## Task goal
Every line below that holds the string "xlabel" should be copied out.

## Supplied records
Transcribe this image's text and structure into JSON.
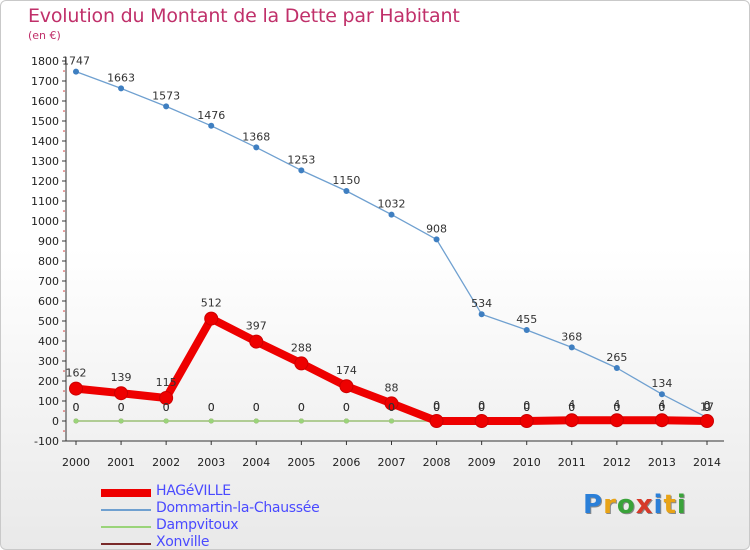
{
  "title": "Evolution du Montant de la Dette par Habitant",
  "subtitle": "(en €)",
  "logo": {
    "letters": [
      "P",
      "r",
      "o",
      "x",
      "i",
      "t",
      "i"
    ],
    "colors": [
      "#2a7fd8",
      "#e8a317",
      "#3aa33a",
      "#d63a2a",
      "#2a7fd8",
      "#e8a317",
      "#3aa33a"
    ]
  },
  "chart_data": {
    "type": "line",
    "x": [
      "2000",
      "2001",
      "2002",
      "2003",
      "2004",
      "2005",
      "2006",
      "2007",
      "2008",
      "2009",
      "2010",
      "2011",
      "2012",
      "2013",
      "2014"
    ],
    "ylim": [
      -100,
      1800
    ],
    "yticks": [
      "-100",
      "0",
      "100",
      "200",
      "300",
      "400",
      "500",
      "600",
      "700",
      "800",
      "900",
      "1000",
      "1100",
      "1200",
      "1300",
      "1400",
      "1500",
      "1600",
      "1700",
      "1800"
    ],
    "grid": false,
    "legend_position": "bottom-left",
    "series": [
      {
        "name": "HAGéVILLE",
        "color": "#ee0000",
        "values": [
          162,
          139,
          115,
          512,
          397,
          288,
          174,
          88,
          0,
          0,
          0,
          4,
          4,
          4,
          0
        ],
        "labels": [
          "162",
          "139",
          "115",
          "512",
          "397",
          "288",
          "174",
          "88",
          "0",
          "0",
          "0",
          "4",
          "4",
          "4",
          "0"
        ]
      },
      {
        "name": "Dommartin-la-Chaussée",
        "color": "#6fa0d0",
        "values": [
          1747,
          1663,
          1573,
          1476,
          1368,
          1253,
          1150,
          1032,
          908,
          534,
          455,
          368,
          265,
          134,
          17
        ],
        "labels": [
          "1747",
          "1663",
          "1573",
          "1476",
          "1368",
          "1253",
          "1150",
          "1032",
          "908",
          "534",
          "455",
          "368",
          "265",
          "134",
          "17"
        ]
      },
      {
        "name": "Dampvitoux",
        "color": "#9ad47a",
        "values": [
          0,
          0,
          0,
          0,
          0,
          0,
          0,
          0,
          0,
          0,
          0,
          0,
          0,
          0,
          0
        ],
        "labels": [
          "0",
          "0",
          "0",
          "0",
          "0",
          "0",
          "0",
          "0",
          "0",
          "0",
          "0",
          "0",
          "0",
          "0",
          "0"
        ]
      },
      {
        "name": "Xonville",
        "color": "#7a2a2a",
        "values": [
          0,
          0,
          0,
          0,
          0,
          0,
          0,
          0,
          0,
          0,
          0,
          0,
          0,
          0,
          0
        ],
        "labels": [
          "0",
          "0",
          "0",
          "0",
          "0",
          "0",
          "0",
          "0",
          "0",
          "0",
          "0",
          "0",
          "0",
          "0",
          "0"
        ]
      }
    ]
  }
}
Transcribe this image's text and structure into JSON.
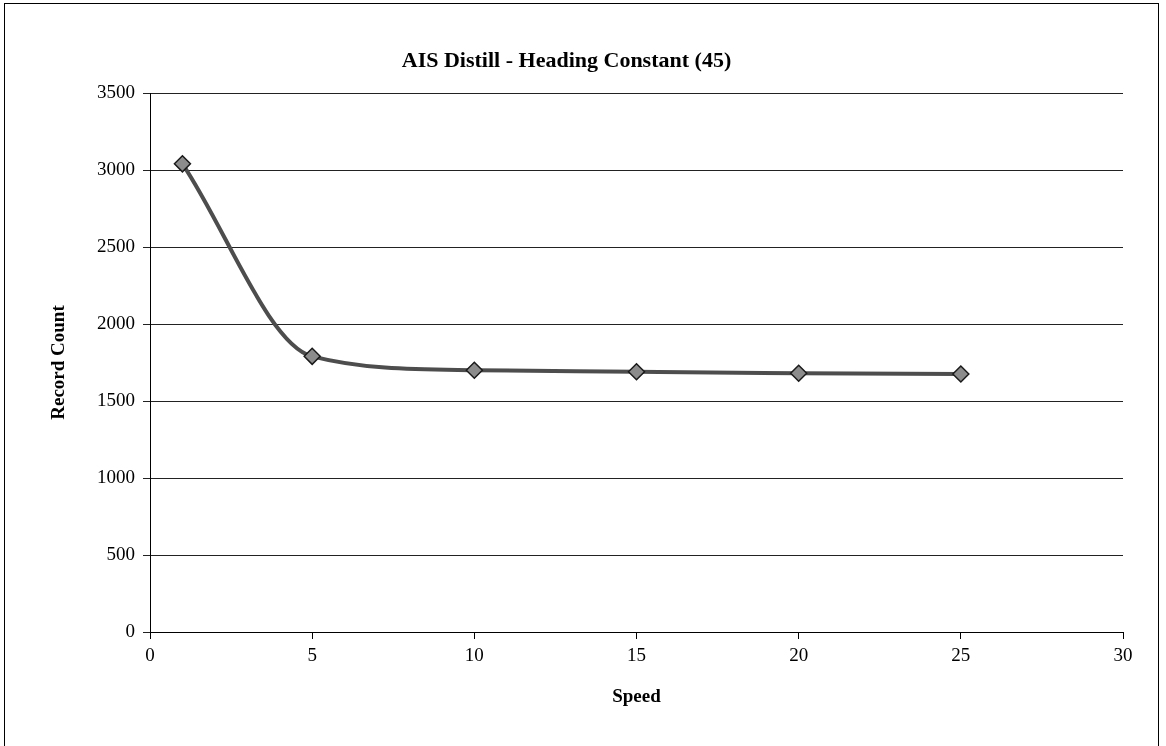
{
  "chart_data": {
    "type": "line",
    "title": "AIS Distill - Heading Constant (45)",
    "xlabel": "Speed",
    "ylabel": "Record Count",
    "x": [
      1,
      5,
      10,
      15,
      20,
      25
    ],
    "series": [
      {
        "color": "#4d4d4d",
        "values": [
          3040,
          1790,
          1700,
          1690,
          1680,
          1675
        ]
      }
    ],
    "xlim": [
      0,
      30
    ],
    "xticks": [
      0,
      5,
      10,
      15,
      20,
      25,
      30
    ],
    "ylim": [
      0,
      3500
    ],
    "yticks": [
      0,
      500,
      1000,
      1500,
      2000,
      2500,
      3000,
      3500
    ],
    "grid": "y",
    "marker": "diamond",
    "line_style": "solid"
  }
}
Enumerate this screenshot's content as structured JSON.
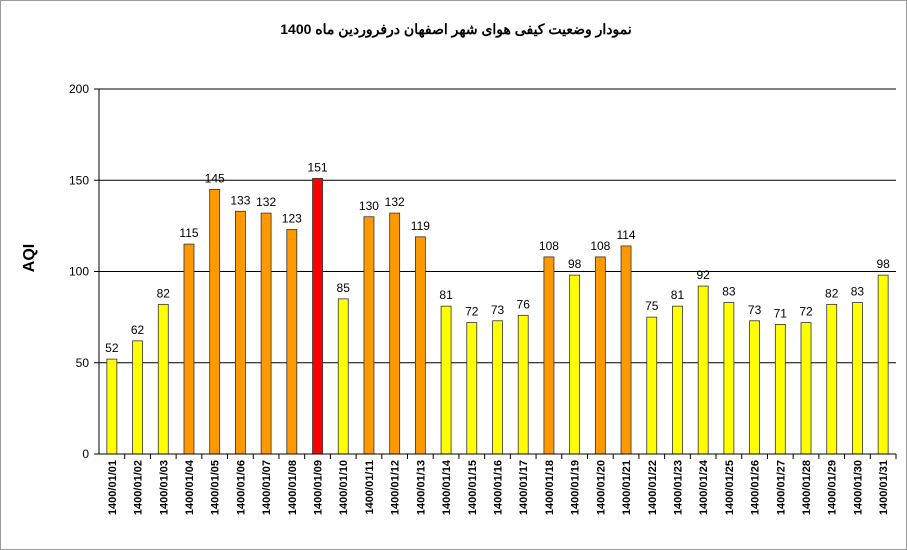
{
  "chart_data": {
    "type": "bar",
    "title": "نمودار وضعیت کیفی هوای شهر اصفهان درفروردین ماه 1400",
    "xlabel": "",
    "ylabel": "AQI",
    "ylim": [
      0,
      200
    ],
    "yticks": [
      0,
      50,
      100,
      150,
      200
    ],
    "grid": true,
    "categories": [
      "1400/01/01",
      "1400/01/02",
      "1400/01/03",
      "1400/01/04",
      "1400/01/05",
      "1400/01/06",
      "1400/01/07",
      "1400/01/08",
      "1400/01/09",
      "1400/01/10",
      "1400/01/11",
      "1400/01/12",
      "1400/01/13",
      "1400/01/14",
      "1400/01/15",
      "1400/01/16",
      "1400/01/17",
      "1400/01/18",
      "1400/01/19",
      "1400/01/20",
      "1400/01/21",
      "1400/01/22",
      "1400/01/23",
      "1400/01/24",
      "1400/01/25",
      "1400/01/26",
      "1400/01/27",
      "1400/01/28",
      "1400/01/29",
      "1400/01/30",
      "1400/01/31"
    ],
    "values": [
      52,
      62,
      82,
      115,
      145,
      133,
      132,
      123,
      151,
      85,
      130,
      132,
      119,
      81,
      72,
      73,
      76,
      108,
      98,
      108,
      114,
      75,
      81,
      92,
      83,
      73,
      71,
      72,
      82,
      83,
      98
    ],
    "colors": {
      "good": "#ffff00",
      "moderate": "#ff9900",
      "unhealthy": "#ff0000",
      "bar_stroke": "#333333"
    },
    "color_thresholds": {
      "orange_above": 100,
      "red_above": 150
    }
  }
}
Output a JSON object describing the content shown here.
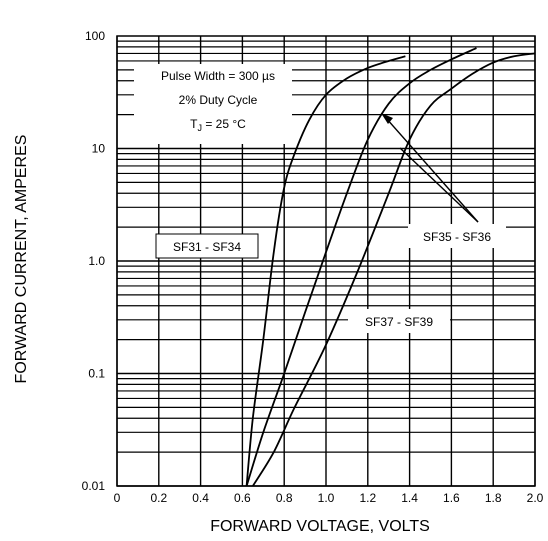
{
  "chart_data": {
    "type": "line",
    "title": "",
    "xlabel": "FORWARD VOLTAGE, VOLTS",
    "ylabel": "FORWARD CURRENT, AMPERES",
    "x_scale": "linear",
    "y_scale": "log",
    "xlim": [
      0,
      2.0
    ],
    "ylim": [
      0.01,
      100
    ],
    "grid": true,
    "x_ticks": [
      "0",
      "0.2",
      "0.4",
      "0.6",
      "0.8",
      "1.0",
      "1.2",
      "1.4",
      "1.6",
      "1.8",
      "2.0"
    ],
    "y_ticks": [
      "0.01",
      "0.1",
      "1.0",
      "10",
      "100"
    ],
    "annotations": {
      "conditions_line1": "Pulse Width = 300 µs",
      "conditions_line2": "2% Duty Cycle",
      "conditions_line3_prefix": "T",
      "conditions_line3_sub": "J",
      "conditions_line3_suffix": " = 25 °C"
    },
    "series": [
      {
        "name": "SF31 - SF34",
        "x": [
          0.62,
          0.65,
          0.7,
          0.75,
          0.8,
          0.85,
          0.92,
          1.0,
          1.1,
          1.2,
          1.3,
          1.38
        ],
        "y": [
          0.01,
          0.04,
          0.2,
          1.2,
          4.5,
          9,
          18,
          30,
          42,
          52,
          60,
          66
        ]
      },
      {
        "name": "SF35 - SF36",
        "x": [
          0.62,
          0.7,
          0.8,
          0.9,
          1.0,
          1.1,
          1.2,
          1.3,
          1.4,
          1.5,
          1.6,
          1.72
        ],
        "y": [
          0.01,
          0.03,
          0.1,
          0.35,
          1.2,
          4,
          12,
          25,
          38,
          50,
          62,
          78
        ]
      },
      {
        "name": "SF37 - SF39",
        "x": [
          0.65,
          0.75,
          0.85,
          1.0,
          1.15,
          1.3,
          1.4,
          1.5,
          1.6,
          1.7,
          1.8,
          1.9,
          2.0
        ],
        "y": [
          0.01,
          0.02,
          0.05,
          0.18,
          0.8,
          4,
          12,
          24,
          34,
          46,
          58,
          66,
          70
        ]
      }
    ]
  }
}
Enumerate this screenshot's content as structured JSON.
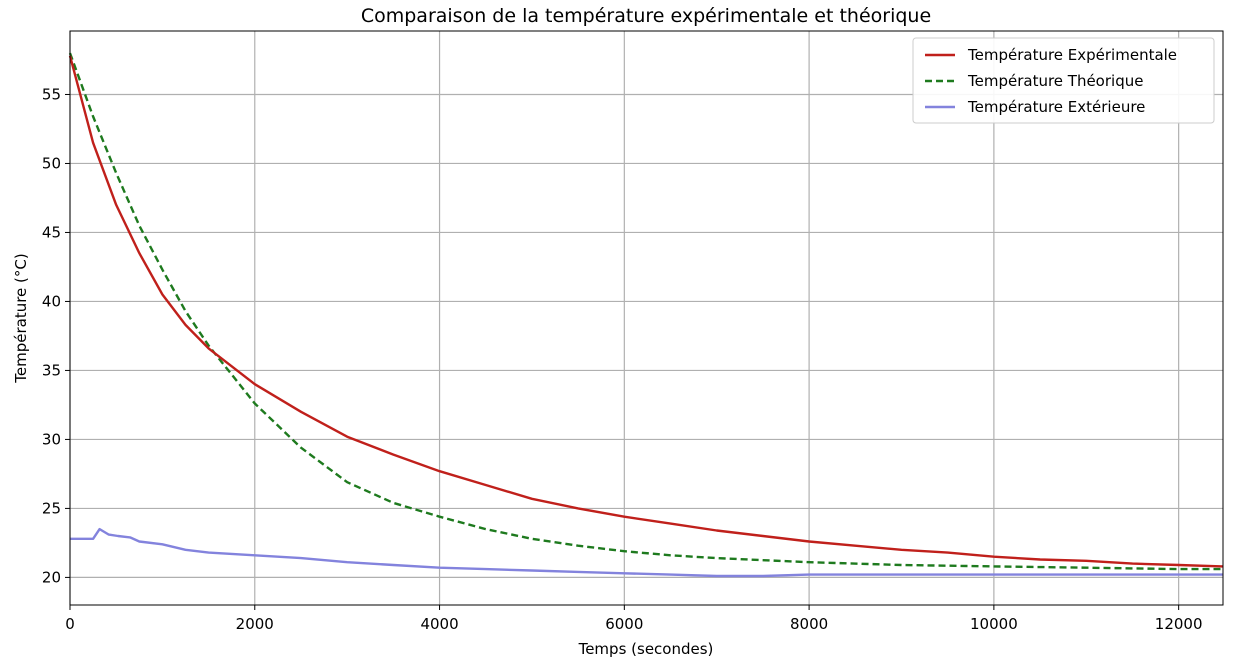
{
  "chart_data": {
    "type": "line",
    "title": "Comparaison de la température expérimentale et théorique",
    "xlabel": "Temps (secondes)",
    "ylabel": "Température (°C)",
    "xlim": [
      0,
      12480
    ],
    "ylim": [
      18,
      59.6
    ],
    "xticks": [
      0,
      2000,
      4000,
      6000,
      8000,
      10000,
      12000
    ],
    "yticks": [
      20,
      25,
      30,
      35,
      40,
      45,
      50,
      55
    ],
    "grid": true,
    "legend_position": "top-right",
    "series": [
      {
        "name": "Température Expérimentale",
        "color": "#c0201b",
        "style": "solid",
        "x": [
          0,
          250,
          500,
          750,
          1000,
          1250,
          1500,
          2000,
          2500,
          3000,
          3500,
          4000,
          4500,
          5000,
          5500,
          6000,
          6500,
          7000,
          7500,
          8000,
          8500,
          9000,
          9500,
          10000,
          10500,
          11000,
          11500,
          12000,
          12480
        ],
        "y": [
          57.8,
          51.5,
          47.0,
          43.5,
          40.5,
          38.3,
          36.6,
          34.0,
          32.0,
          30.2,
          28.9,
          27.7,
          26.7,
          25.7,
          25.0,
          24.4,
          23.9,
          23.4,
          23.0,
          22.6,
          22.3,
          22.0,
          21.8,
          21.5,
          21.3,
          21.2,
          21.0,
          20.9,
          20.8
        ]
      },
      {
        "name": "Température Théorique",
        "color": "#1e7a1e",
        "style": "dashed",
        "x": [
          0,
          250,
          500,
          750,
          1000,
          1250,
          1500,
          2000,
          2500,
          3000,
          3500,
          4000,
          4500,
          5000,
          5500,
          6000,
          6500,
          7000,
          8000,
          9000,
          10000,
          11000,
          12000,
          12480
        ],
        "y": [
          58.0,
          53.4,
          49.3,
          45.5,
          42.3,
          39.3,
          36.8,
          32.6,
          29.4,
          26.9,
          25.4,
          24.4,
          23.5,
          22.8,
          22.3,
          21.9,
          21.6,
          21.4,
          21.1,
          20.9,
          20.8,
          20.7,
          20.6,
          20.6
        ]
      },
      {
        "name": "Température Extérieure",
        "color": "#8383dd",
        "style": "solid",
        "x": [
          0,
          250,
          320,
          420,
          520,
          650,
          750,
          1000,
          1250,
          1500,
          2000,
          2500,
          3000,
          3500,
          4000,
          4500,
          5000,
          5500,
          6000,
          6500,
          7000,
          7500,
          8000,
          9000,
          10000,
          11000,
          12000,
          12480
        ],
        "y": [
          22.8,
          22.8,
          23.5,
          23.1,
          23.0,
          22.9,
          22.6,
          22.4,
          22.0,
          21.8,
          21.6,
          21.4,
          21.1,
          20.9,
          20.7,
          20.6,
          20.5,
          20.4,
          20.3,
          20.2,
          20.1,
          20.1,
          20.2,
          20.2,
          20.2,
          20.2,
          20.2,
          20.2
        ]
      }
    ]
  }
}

## Finished task
    "xlabel": "Speed",
    "xlabel": "",
    "xlabel": "FORWARD VOLTAGE, VOLTS",
    "xlabel": "Temps (secondes)",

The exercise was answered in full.